■ **GIVEN RECORDS**
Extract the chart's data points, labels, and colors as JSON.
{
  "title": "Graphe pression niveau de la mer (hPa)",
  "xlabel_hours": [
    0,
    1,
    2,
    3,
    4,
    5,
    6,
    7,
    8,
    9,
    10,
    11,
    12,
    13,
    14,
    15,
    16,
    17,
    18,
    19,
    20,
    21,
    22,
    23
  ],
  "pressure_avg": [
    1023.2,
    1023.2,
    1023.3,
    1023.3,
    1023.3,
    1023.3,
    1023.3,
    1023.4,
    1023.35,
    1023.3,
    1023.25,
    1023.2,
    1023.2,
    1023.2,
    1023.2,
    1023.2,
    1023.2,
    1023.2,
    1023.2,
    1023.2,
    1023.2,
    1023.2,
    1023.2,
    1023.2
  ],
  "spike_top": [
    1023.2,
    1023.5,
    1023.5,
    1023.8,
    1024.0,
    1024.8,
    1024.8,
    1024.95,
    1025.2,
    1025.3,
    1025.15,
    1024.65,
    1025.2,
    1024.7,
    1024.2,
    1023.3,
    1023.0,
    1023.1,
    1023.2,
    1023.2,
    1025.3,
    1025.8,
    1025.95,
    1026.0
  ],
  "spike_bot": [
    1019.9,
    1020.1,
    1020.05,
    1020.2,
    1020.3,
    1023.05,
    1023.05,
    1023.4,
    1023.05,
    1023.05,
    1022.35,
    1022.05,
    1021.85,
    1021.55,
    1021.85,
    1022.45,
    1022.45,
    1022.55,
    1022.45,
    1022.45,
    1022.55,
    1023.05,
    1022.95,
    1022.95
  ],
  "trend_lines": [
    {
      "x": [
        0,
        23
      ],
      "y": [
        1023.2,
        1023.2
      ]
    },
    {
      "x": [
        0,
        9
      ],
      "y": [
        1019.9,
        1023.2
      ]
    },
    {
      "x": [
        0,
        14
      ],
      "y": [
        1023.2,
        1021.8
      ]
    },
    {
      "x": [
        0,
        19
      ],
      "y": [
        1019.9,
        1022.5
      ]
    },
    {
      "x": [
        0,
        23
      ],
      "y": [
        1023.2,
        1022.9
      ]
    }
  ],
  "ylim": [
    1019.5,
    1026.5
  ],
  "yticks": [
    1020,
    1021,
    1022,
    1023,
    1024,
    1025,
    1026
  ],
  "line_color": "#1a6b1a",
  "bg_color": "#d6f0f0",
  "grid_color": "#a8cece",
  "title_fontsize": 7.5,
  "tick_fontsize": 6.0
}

■ **EXERCISE INSTRUCTIONS**
Write out all of the records once more, exactly.

■ **SOLUTION TO THE PROBLEM**
Extract the chart's data points, labels, and colors as JSON.
{
  "title": "Graphe pression niveau de la mer (hPa)",
  "xlabel_hours": [
    0,
    1,
    2,
    3,
    4,
    5,
    6,
    7,
    8,
    9,
    10,
    11,
    12,
    13,
    14,
    15,
    16,
    17,
    18,
    19,
    20,
    21,
    22,
    23
  ],
  "pressure_avg": [
    1023.2,
    1023.2,
    1023.3,
    1023.3,
    1023.3,
    1023.3,
    1023.3,
    1023.4,
    1023.35,
    1023.3,
    1023.25,
    1023.2,
    1023.2,
    1023.2,
    1023.2,
    1023.2,
    1023.2,
    1023.2,
    1023.2,
    1023.2,
    1023.2,
    1023.2,
    1023.2,
    1023.2
  ],
  "spike_top": [
    1023.2,
    1023.5,
    1023.5,
    1023.8,
    1024.0,
    1024.8,
    1024.8,
    1024.95,
    1025.2,
    1025.3,
    1025.15,
    1024.65,
    1025.2,
    1024.7,
    1024.2,
    1023.3,
    1023.0,
    1023.1,
    1023.2,
    1023.2,
    1025.3,
    1025.8,
    1025.95,
    1026.0
  ],
  "spike_bot": [
    1019.9,
    1020.1,
    1020.05,
    1020.2,
    1020.3,
    1023.05,
    1023.05,
    1023.4,
    1023.05,
    1023.05,
    1022.35,
    1022.05,
    1021.85,
    1021.55,
    1021.85,
    1022.45,
    1022.45,
    1022.55,
    1022.45,
    1022.45,
    1022.55,
    1023.05,
    1022.95,
    1022.95
  ],
  "trend_lines": [
    {
      "x": [
        0,
        23
      ],
      "y": [
        1023.2,
        1023.2
      ]
    },
    {
      "x": [
        0,
        9
      ],
      "y": [
        1019.9,
        1023.2
      ]
    },
    {
      "x": [
        0,
        14
      ],
      "y": [
        1023.2,
        1021.8
      ]
    },
    {
      "x": [
        0,
        19
      ],
      "y": [
        1019.9,
        1022.5
      ]
    },
    {
      "x": [
        0,
        23
      ],
      "y": [
        1023.2,
        1022.9
      ]
    }
  ],
  "ylim": [
    1019.5,
    1026.5
  ],
  "yticks": [
    1020,
    1021,
    1022,
    1023,
    1024,
    1025,
    1026
  ],
  "line_color": "#1a6b1a",
  "bg_color": "#d6f0f0",
  "grid_color": "#a8cece",
  "title_fontsize": 7.5,
  "tick_fontsize": 6.0
}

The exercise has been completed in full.